◆ **PASSAGE**
Additionally, the OS 108 includes an isolation monitor 116 that
provides the interface for services from the OS 108 to the
isolation container 102. The separation of state related to the
isolated application 104 from the state related to the non-isolated
application 106 is represented by the black bar that extends
between the isolated application 104 and the non-isolated
application 106, and down into the OS 108 between the isolation
monitor 116 and the non-isolated OS subsystem 112. The system 100
can also include in the isolation container 102 isolated
application libraries 118 (denoted Isolated APP Libraries) for the
isolated application 104, and non-isolated application libraries
120 (denoted NON-ISO APP Libraries) for the non-isolated
application 106. The libraries (118 and 120) expose the services of
the OS subsystems (110 and 112) to the respective applications (102
and 104).
[0026] The isolation container 102 may also contain a remote user
I/O server 122 which increases the similarity between the isolated
OS subsystems 110 and the non-isolated OS subsystems 112 by
providing emulations of certain hardware components, such as video
displays, keyboards, and mice.

Region annotation records
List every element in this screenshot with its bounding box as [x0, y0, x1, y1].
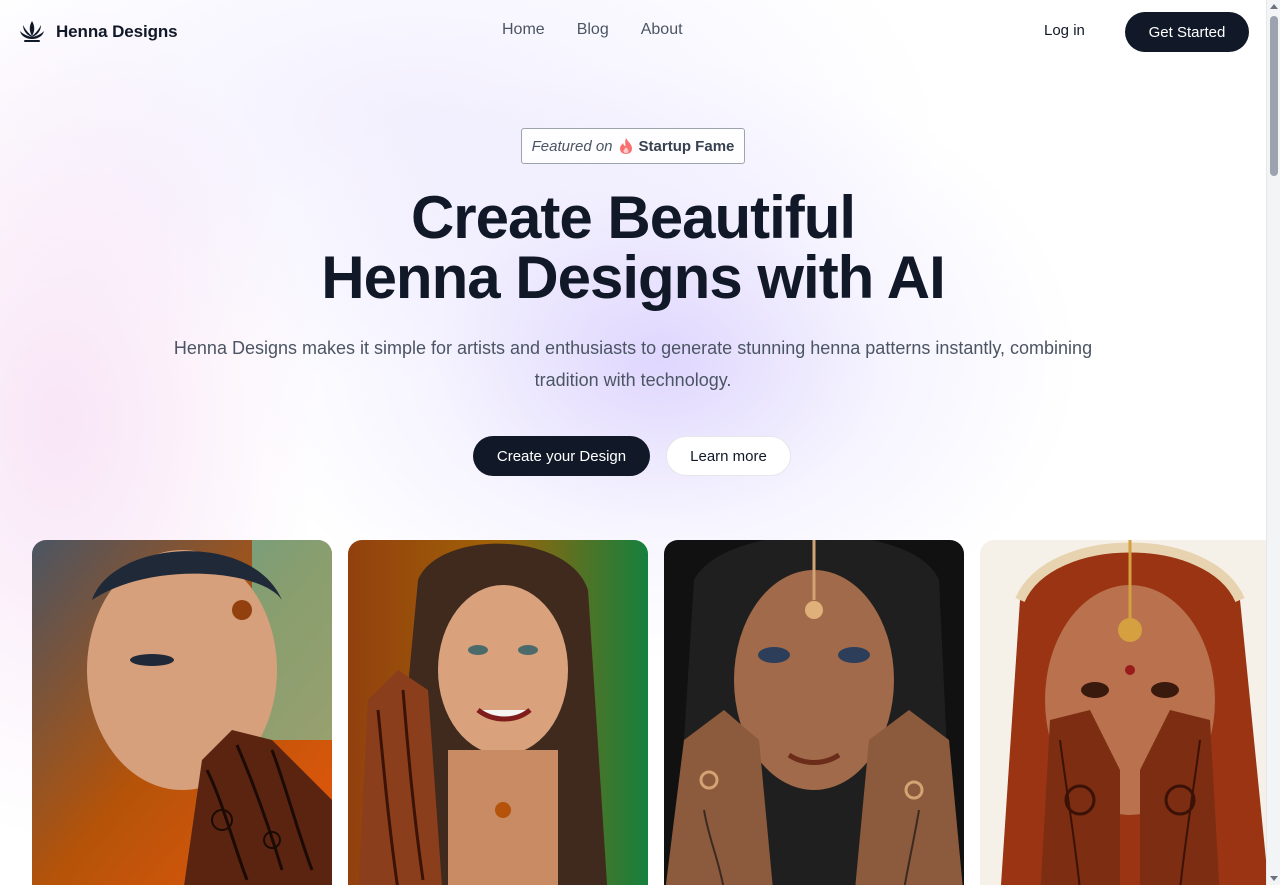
site-header: Henna Designs Home Blog About Log in Get… — [0, 0, 1266, 64]
brand-name: Henna Designs — [56, 22, 178, 41]
headline-line-2: Henna Designs with AI — [321, 244, 946, 311]
flame-icon — [619, 138, 632, 154]
badge-prefix: Featured on — [531, 137, 613, 155]
login-link[interactable]: Log in — [1044, 22, 1085, 39]
nav-blog-link[interactable]: Blog — [577, 21, 609, 39]
henna-photo-4 — [980, 540, 1266, 885]
featured-badge[interactable]: Featured on Startup Fame — [521, 128, 745, 164]
brand-link[interactable]: Henna Designs — [18, 18, 178, 46]
scroll-down-arrow-icon[interactable] — [1270, 876, 1278, 881]
landing-page: Henna Designs Home Blog About Log in Get… — [0, 0, 1266, 885]
scroll-thumb[interactable] — [1270, 16, 1278, 176]
gallery-card-1[interactable] — [32, 540, 332, 885]
main-nav: Home Blog About — [502, 21, 683, 39]
nav-about-link[interactable]: About — [641, 21, 683, 39]
henna-photo-3 — [664, 540, 964, 885]
get-started-button[interactable]: Get Started — [1125, 12, 1249, 52]
badge-name: Startup Fame — [638, 137, 735, 155]
henna-photo-2 — [348, 540, 648, 885]
hero-subtext: Henna Designs makes it simple for artist… — [173, 338, 1093, 390]
scroll-up-arrow-icon[interactable] — [1270, 4, 1278, 9]
henna-photo-1 — [32, 540, 332, 885]
gallery-card-2[interactable] — [348, 540, 648, 885]
design-gallery — [32, 540, 1266, 885]
headline-line-1: Create Beautiful — [410, 184, 856, 251]
create-design-button[interactable]: Create your Design — [473, 436, 650, 476]
gallery-card-4[interactable] — [980, 540, 1266, 885]
learn-more-button[interactable]: Learn more — [666, 436, 791, 476]
lotus-icon — [20, 21, 44, 42]
page-scrollbar[interactable] — [1266, 0, 1280, 885]
gallery-card-3[interactable] — [664, 540, 964, 885]
hero-headline: Create Beautiful Henna Designs with AI — [0, 188, 1266, 308]
nav-home-link[interactable]: Home — [502, 21, 545, 39]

◆ **DIRECTIVES**
- A) Answer these questions about the isolation container passage:
(i) Which component provides the interface for services from the OS 108 to the isolation container 102?
(ii) What represents the separation of state related to the isolated application 104 from the state related to the non-isolated application 106?
(iii) What hardware components does the remote user I/O server 122 emulate?
- B) Please resume the isolation container passage, picking up right after its final sentence.

◆ **TASK ANSWERS**
- A)
(i) The isolation monitor 116.
(ii) A black bar that extends between the isolated application 104 and the non-isolated application 106, and down into the OS 108 between the isolation monitor 116 and the non-isolated OS subsystem 112.
(iii) Video displays, keyboards, and mice.

- B)
[0027] Note that as illustrated, the isolated OS subsystem 110 and
remote user I/O server 122 are external to the isolated application
104; however, it is to be understood that, alternatively, the
isolated OS subsystem 110 and remote user I/O server 122 can be
part of the isolated application 104.
[0028] Note that as illustrated, the isolation monitor 116 is a
distinct, separate component from the other portions of the OS 108;
however, it is to be understood that, alternatively, the isolation
monitor 116 functionality can be implemented by modifying the other
portions of the OS 108 to enable running of the isolating functions
of the isolation monitor 116 for the isolated application 104 in
addition to running non-isolated functions for the non-isolated
application 106.
[0029] The equivalent services may include application
configuration management services, GUI services, printer services,
and/or audio services, for example. The equivalent services are
exposed to the isolated application 104 and non-isolated
application 106 accessed either directly or through user-space
libraries (118 and 120). The libraries (118 and 120) are compatible
with different versioned isolated and non-isolated applications
(104 and 106). The operating system 108 further includes hardware
abstraction components 114 available for both the isolated and
non-isolated applications (104 and 106). The operating system 108
includes the isolation monitor 116 which employs a collection of
rules that map the approval or denial of requests to access
resources to an application manifest.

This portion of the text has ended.